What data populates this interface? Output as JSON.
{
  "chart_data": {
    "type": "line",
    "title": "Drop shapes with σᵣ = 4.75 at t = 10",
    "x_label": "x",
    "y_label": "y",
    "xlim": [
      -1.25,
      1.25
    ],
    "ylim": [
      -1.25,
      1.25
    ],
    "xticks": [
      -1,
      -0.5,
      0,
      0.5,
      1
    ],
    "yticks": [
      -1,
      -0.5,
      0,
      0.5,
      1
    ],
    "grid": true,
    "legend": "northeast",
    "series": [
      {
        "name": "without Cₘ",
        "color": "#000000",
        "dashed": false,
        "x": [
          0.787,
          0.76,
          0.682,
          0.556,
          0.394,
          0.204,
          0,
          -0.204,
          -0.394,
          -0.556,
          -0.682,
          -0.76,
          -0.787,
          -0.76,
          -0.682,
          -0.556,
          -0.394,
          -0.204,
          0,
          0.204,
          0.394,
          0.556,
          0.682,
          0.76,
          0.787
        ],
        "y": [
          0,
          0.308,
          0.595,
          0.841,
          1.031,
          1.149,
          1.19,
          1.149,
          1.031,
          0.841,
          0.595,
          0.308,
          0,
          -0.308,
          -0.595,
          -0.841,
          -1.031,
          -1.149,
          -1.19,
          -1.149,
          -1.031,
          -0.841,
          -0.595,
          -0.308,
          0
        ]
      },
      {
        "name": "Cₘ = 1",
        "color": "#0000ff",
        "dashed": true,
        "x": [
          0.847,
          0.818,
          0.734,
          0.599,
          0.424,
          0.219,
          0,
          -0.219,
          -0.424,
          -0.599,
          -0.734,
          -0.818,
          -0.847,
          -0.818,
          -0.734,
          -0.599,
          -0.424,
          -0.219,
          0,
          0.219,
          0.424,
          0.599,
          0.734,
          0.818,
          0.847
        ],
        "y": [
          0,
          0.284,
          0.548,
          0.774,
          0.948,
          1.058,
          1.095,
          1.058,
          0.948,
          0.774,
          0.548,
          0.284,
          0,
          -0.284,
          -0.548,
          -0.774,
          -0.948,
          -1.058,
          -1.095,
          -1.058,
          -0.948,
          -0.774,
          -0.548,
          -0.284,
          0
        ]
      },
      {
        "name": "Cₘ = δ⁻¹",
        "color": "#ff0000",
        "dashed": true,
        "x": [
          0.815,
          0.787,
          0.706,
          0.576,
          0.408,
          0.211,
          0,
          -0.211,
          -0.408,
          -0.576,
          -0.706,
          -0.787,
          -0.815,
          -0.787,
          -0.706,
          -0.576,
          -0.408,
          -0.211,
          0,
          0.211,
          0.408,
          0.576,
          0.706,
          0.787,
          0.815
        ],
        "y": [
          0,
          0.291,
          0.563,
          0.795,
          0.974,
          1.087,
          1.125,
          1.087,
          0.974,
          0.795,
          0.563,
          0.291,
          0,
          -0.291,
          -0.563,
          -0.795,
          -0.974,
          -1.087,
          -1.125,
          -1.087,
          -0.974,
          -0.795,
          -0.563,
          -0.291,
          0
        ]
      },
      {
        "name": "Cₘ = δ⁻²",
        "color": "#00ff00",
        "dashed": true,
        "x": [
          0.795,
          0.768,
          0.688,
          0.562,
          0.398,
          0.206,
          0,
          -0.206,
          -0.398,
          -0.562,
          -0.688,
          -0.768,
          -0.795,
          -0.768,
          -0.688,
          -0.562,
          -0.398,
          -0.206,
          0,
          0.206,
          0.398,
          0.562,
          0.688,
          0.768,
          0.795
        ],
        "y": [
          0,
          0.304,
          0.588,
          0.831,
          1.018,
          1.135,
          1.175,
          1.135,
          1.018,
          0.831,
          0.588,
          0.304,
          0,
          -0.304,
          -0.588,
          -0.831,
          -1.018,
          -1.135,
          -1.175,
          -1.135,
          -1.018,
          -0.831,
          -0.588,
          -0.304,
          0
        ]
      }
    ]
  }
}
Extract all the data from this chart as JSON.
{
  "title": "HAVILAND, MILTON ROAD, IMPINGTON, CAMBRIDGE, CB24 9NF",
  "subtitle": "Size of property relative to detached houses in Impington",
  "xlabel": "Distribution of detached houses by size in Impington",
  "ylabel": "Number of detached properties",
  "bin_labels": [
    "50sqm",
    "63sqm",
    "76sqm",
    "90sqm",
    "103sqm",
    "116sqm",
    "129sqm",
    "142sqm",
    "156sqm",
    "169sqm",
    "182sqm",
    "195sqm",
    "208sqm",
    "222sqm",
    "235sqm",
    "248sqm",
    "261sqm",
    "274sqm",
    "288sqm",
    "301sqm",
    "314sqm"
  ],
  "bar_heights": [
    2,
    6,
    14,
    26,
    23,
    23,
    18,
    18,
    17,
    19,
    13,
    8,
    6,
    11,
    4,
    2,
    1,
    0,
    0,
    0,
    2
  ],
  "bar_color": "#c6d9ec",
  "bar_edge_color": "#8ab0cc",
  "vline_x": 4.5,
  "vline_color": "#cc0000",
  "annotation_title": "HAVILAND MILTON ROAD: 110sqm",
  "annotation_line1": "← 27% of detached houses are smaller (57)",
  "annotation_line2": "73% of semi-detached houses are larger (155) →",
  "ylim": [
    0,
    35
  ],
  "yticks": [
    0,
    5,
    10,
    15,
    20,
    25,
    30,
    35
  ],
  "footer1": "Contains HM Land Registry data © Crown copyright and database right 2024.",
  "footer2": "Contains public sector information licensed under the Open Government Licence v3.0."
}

------------------------------------

» Problem to solve
Please reproduce all of the entries exactly as they stand.

» Exercise output
What data populates this interface? Output as JSON.
{
  "chart_data": {
    "type": "line",
    "title": "Drop shapes with σᵣ = 4.75 at t = 10",
    "x_label": "x",
    "y_label": "y",
    "xlim": [
      -1.25,
      1.25
    ],
    "ylim": [
      -1.25,
      1.25
    ],
    "xticks": [
      -1,
      -0.5,
      0,
      0.5,
      1
    ],
    "yticks": [
      -1,
      -0.5,
      0,
      0.5,
      1
    ],
    "grid": true,
    "legend": "northeast",
    "series": [
      {
        "name": "without Cₘ",
        "color": "#000000",
        "dashed": false,
        "x": [
          0.787,
          0.76,
          0.682,
          0.556,
          0.394,
          0.204,
          0,
          -0.204,
          -0.394,
          -0.556,
          -0.682,
          -0.76,
          -0.787,
          -0.76,
          -0.682,
          -0.556,
          -0.394,
          -0.204,
          0,
          0.204,
          0.394,
          0.556,
          0.682,
          0.76,
          0.787
        ],
        "y": [
          0,
          0.308,
          0.595,
          0.841,
          1.031,
          1.149,
          1.19,
          1.149,
          1.031,
          0.841,
          0.595,
          0.308,
          0,
          -0.308,
          -0.595,
          -0.841,
          -1.031,
          -1.149,
          -1.19,
          -1.149,
          -1.031,
          -0.841,
          -0.595,
          -0.308,
          0
        ]
      },
      {
        "name": "Cₘ = 1",
        "color": "#0000ff",
        "dashed": true,
        "x": [
          0.847,
          0.818,
          0.734,
          0.599,
          0.424,
          0.219,
          0,
          -0.219,
          -0.424,
          -0.599,
          -0.734,
          -0.818,
          -0.847,
          -0.818,
          -0.734,
          -0.599,
          -0.424,
          -0.219,
          0,
          0.219,
          0.424,
          0.599,
          0.734,
          0.818,
          0.847
        ],
        "y": [
          0,
          0.284,
          0.548,
          0.774,
          0.948,
          1.058,
          1.095,
          1.058,
          0.948,
          0.774,
          0.548,
          0.284,
          0,
          -0.284,
          -0.548,
          -0.774,
          -0.948,
          -1.058,
          -1.095,
          -1.058,
          -0.948,
          -0.774,
          -0.548,
          -0.284,
          0
        ]
      },
      {
        "name": "Cₘ = δ⁻¹",
        "color": "#ff0000",
        "dashed": true,
        "x": [
          0.815,
          0.787,
          0.706,
          0.576,
          0.408,
          0.211,
          0,
          -0.211,
          -0.408,
          -0.576,
          -0.706,
          -0.787,
          -0.815,
          -0.787,
          -0.706,
          -0.576,
          -0.408,
          -0.211,
          0,
          0.211,
          0.408,
          0.576,
          0.706,
          0.787,
          0.815
        ],
        "y": [
          0,
          0.291,
          0.563,
          0.795,
          0.974,
          1.087,
          1.125,
          1.087,
          0.974,
          0.795,
          0.563,
          0.291,
          0,
          -0.291,
          -0.563,
          -0.795,
          -0.974,
          -1.087,
          -1.125,
          -1.087,
          -0.974,
          -0.795,
          -0.563,
          -0.291,
          0
        ]
      },
      {
        "name": "Cₘ = δ⁻²",
        "color": "#00ff00",
        "dashed": true,
        "x": [
          0.795,
          0.768,
          0.688,
          0.562,
          0.398,
          0.206,
          0,
          -0.206,
          -0.398,
          -0.562,
          -0.688,
          -0.768,
          -0.795,
          -0.768,
          -0.688,
          -0.562,
          -0.398,
          -0.206,
          0,
          0.206,
          0.398,
          0.562,
          0.688,
          0.768,
          0.795
        ],
        "y": [
          0,
          0.304,
          0.588,
          0.831,
          1.018,
          1.135,
          1.175,
          1.135,
          1.018,
          0.831,
          0.588,
          0.304,
          0,
          -0.304,
          -0.588,
          -0.831,
          -1.018,
          -1.135,
          -1.175,
          -1.135,
          -1.018,
          -0.831,
          -0.588,
          -0.304,
          0
        ]
      }
    ]
  }
}
Extract all the data from this chart as JSON.
{
  "title": "HAVILAND, MILTON ROAD, IMPINGTON, CAMBRIDGE, CB24 9NF",
  "subtitle": "Size of property relative to detached houses in Impington",
  "xlabel": "Distribution of detached houses by size in Impington",
  "ylabel": "Number of detached properties",
  "bin_labels": [
    "50sqm",
    "63sqm",
    "76sqm",
    "90sqm",
    "103sqm",
    "116sqm",
    "129sqm",
    "142sqm",
    "156sqm",
    "169sqm",
    "182sqm",
    "195sqm",
    "208sqm",
    "222sqm",
    "235sqm",
    "248sqm",
    "261sqm",
    "274sqm",
    "288sqm",
    "301sqm",
    "314sqm"
  ],
  "bar_heights": [
    2,
    6,
    14,
    26,
    23,
    23,
    18,
    18,
    17,
    19,
    13,
    8,
    6,
    11,
    4,
    2,
    1,
    0,
    0,
    0,
    2
  ],
  "bar_color": "#c6d9ec",
  "bar_edge_color": "#8ab0cc",
  "vline_x": 4.5,
  "vline_color": "#cc0000",
  "annotation_title": "HAVILAND MILTON ROAD: 110sqm",
  "annotation_line1": "← 27% of detached houses are smaller (57)",
  "annotation_line2": "73% of semi-detached houses are larger (155) →",
  "ylim": [
    0,
    35
  ],
  "yticks": [
    0,
    5,
    10,
    15,
    20,
    25,
    30,
    35
  ],
  "footer1": "Contains HM Land Registry data © Crown copyright and database right 2024.",
  "footer2": "Contains public sector information licensed under the Open Government Licence v3.0."
}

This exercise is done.